## What you should do
Reproduce every entry below precisely; do not include the pictures.

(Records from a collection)
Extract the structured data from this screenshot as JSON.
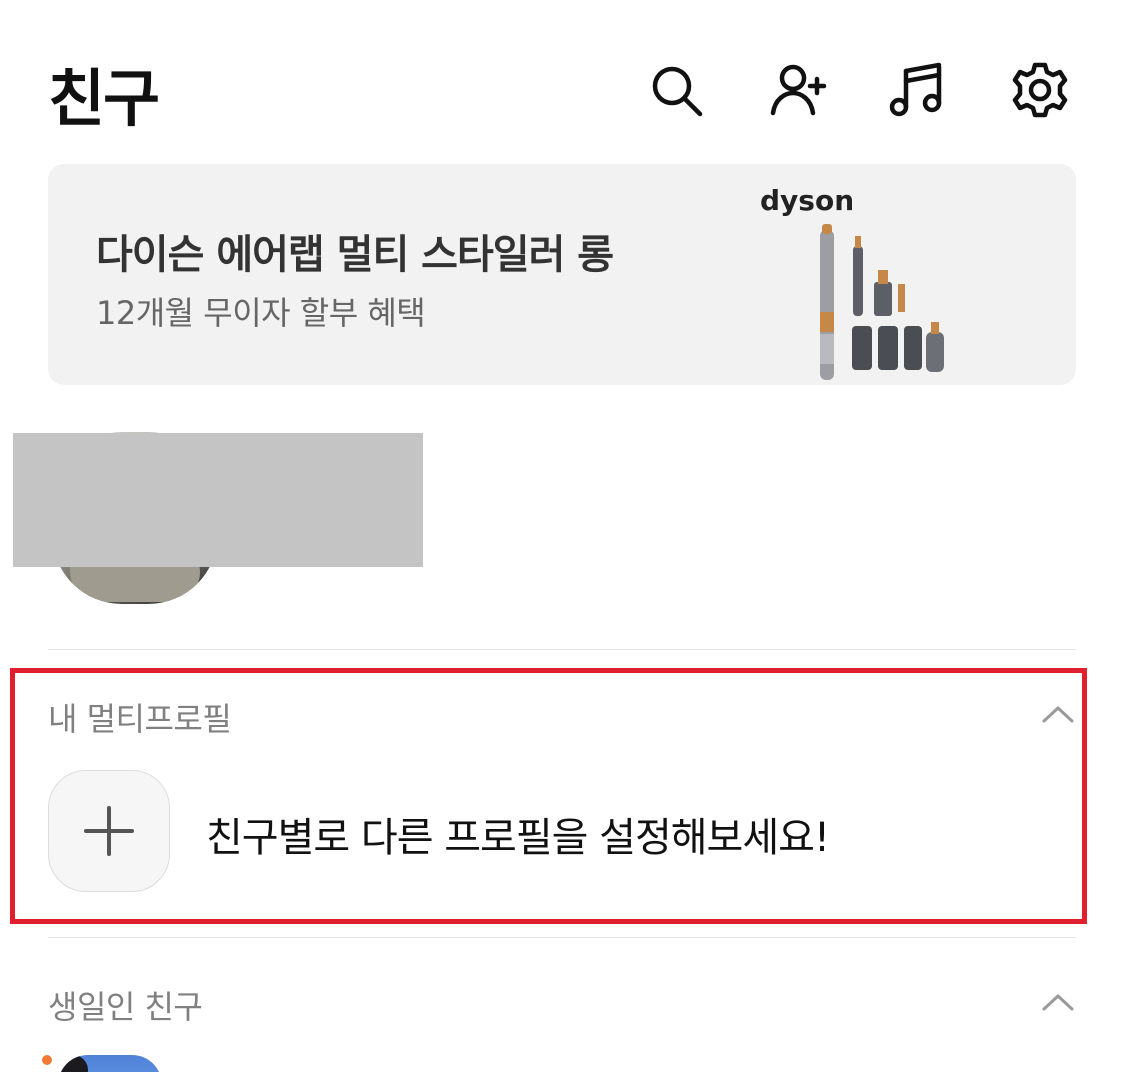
{
  "header": {
    "title": "친구",
    "icons": [
      "search-icon",
      "add-friend-icon",
      "music-icon",
      "settings-icon"
    ]
  },
  "banner": {
    "title": "다이슨 에어랩 멀티 스타일러 롱",
    "subtitle": "12개월 무이자 할부 혜택",
    "brand": "dyson"
  },
  "multi_profile": {
    "section_title": "내 멀티프로필",
    "message": "친구별로 다른 프로필을 설정해보세요!",
    "highlight_color": "#e0202c"
  },
  "birthday": {
    "section_title": "생일인 친구",
    "notification_dot_color": "#f07b35"
  }
}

## Written response
Extract the structured data from this screenshot as JSON.
{
  "header": {
    "title": "친구",
    "icons": [
      "search-icon",
      "add-friend-icon",
      "music-icon",
      "settings-icon"
    ]
  },
  "banner": {
    "title": "다이슨 에어랩 멀티 스타일러 롱",
    "subtitle": "12개월 무이자 할부 혜택",
    "brand": "dyson"
  },
  "multi_profile": {
    "section_title": "내 멀티프로필",
    "message": "친구별로 다른 프로필을 설정해보세요!",
    "highlight_color": "#e0202c"
  },
  "birthday": {
    "section_title": "생일인 친구",
    "notification_dot_color": "#f07b35"
  }
}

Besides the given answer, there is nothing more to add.